* _OBJECTIVE_:
Set down the whole listing verbatim.
◇ ◇ ◇ ◇
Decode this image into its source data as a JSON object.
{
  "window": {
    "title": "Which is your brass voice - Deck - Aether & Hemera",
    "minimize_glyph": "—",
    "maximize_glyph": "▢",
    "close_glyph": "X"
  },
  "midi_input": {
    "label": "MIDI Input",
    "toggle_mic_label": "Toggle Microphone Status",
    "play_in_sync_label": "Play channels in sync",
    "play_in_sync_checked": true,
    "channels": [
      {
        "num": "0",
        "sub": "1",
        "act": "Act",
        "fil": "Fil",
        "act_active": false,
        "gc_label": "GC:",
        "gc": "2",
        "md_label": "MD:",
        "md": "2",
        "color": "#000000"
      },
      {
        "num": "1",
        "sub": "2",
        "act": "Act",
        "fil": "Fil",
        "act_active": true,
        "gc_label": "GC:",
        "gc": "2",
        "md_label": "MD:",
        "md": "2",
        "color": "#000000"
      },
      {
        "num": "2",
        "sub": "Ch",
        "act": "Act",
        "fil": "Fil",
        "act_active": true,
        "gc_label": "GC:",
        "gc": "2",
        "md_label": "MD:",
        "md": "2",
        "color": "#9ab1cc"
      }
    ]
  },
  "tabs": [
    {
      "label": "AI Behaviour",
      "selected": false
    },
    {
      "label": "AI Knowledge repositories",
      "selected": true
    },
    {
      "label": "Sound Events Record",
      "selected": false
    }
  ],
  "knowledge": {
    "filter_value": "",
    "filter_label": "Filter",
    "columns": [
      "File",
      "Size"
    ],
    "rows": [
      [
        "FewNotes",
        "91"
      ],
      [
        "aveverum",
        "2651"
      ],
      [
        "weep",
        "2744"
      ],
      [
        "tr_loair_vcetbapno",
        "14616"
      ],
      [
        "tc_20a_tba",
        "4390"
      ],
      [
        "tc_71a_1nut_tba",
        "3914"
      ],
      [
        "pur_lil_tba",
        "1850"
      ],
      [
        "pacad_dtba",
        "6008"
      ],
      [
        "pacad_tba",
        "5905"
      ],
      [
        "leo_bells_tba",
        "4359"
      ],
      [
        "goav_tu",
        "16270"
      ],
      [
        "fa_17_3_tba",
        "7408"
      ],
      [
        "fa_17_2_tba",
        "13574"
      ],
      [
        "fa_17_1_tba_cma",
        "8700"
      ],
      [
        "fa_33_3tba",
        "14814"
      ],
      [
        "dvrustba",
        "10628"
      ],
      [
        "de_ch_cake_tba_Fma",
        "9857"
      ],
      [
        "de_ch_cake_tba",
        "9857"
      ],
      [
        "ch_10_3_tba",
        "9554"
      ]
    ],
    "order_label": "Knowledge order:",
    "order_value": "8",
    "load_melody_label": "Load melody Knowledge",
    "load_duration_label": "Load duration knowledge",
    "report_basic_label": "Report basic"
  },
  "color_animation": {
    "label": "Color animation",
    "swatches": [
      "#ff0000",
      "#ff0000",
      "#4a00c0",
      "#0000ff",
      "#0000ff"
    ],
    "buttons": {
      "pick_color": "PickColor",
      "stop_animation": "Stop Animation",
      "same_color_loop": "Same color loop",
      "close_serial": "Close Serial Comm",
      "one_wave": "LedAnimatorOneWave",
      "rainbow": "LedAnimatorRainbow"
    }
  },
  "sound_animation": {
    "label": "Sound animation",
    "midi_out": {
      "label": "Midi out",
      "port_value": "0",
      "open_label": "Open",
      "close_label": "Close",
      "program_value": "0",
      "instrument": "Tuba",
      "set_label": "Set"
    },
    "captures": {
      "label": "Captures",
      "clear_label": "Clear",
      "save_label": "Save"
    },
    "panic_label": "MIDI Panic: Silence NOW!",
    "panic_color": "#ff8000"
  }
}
◇ ◇ ◇ ◇
* _FINISHED ANSWER_:
Decode this image into its source data as a JSON object.
{
  "window": {
    "title": "Which is your brass voice - Deck - Aether & Hemera",
    "minimize_glyph": "—",
    "maximize_glyph": "▢",
    "close_glyph": "X"
  },
  "midi_input": {
    "label": "MIDI Input",
    "toggle_mic_label": "Toggle Microphone Status",
    "play_in_sync_label": "Play channels in sync",
    "play_in_sync_checked": true,
    "channels": [
      {
        "num": "0",
        "sub": "1",
        "act": "Act",
        "fil": "Fil",
        "act_active": false,
        "gc_label": "GC:",
        "gc": "2",
        "md_label": "MD:",
        "md": "2",
        "color": "#000000"
      },
      {
        "num": "1",
        "sub": "2",
        "act": "Act",
        "fil": "Fil",
        "act_active": true,
        "gc_label": "GC:",
        "gc": "2",
        "md_label": "MD:",
        "md": "2",
        "color": "#000000"
      },
      {
        "num": "2",
        "sub": "Ch",
        "act": "Act",
        "fil": "Fil",
        "act_active": true,
        "gc_label": "GC:",
        "gc": "2",
        "md_label": "MD:",
        "md": "2",
        "color": "#9ab1cc"
      }
    ]
  },
  "tabs": [
    {
      "label": "AI Behaviour",
      "selected": false
    },
    {
      "label": "AI Knowledge repositories",
      "selected": true
    },
    {
      "label": "Sound Events Record",
      "selected": false
    }
  ],
  "knowledge": {
    "filter_value": "",
    "filter_label": "Filter",
    "columns": [
      "File",
      "Size"
    ],
    "rows": [
      [
        "FewNotes",
        "91"
      ],
      [
        "aveverum",
        "2651"
      ],
      [
        "weep",
        "2744"
      ],
      [
        "tr_loair_vcetbapno",
        "14616"
      ],
      [
        "tc_20a_tba",
        "4390"
      ],
      [
        "tc_71a_1nut_tba",
        "3914"
      ],
      [
        "pur_lil_tba",
        "1850"
      ],
      [
        "pacad_dtba",
        "6008"
      ],
      [
        "pacad_tba",
        "5905"
      ],
      [
        "leo_bells_tba",
        "4359"
      ],
      [
        "goav_tu",
        "16270"
      ],
      [
        "fa_17_3_tba",
        "7408"
      ],
      [
        "fa_17_2_tba",
        "13574"
      ],
      [
        "fa_17_1_tba_cma",
        "8700"
      ],
      [
        "fa_33_3tba",
        "14814"
      ],
      [
        "dvrustba",
        "10628"
      ],
      [
        "de_ch_cake_tba_Fma",
        "9857"
      ],
      [
        "de_ch_cake_tba",
        "9857"
      ],
      [
        "ch_10_3_tba",
        "9554"
      ]
    ],
    "order_label": "Knowledge order:",
    "order_value": "8",
    "load_melody_label": "Load melody Knowledge",
    "load_duration_label": "Load duration knowledge",
    "report_basic_label": "Report basic"
  },
  "color_animation": {
    "label": "Color animation",
    "swatches": [
      "#ff0000",
      "#ff0000",
      "#4a00c0",
      "#0000ff",
      "#0000ff"
    ],
    "buttons": {
      "pick_color": "PickColor",
      "stop_animation": "Stop Animation",
      "same_color_loop": "Same color loop",
      "close_serial": "Close Serial Comm",
      "one_wave": "LedAnimatorOneWave",
      "rainbow": "LedAnimatorRainbow"
    }
  },
  "sound_animation": {
    "label": "Sound animation",
    "midi_out": {
      "label": "Midi out",
      "port_value": "0",
      "open_label": "Open",
      "close_label": "Close",
      "program_value": "0",
      "instrument": "Tuba",
      "set_label": "Set"
    },
    "captures": {
      "label": "Captures",
      "clear_label": "Clear",
      "save_label": "Save"
    },
    "panic_label": "MIDI Panic: Silence NOW!",
    "panic_color": "#ff8000"
  }
}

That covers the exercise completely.